Data records

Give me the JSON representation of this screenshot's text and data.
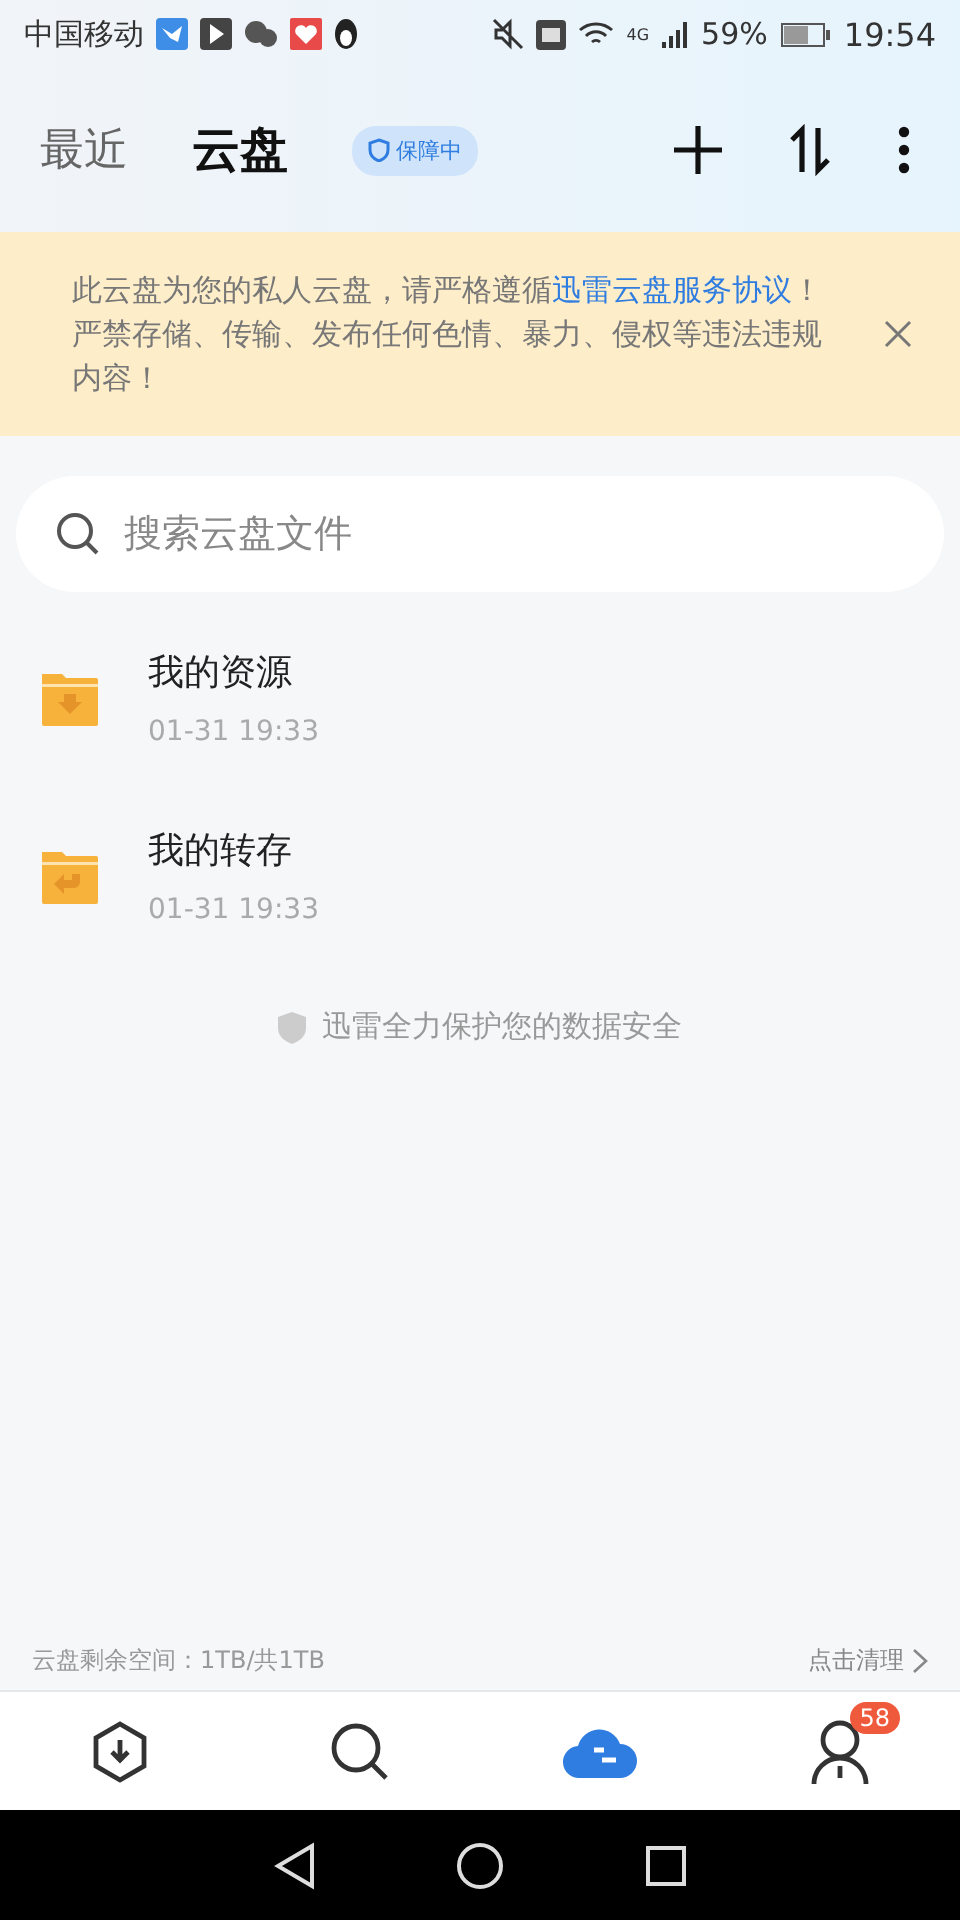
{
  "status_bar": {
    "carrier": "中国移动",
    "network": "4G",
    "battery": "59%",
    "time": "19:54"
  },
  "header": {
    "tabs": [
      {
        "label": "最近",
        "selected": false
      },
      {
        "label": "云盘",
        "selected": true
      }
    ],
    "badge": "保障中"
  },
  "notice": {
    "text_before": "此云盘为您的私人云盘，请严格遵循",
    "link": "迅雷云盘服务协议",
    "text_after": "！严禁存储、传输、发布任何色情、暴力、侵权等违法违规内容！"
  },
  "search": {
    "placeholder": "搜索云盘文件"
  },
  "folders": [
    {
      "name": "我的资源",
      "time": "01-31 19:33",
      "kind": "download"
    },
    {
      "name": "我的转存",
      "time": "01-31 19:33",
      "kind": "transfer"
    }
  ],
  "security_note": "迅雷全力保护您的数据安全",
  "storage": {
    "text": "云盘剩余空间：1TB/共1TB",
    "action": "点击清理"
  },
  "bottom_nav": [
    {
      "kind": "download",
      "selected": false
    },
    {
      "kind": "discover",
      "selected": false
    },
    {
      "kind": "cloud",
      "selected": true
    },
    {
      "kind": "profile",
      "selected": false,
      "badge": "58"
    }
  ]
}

Directions
Leave every image out, and retype the material exactly.

Reply to the task
Give me the JSON representation of this screenshot's text and data.
{
  "status_bar": {
    "carrier": "中国移动",
    "network": "4G",
    "battery": "59%",
    "time": "19:54"
  },
  "header": {
    "tabs": [
      {
        "label": "最近",
        "selected": false
      },
      {
        "label": "云盘",
        "selected": true
      }
    ],
    "badge": "保障中"
  },
  "notice": {
    "text_before": "此云盘为您的私人云盘，请严格遵循",
    "link": "迅雷云盘服务协议",
    "text_after": "！严禁存储、传输、发布任何色情、暴力、侵权等违法违规内容！"
  },
  "search": {
    "placeholder": "搜索云盘文件"
  },
  "folders": [
    {
      "name": "我的资源",
      "time": "01-31 19:33",
      "kind": "download"
    },
    {
      "name": "我的转存",
      "time": "01-31 19:33",
      "kind": "transfer"
    }
  ],
  "security_note": "迅雷全力保护您的数据安全",
  "storage": {
    "text": "云盘剩余空间：1TB/共1TB",
    "action": "点击清理"
  },
  "bottom_nav": [
    {
      "kind": "download",
      "selected": false
    },
    {
      "kind": "discover",
      "selected": false
    },
    {
      "kind": "cloud",
      "selected": true
    },
    {
      "kind": "profile",
      "selected": false,
      "badge": "58"
    }
  ]
}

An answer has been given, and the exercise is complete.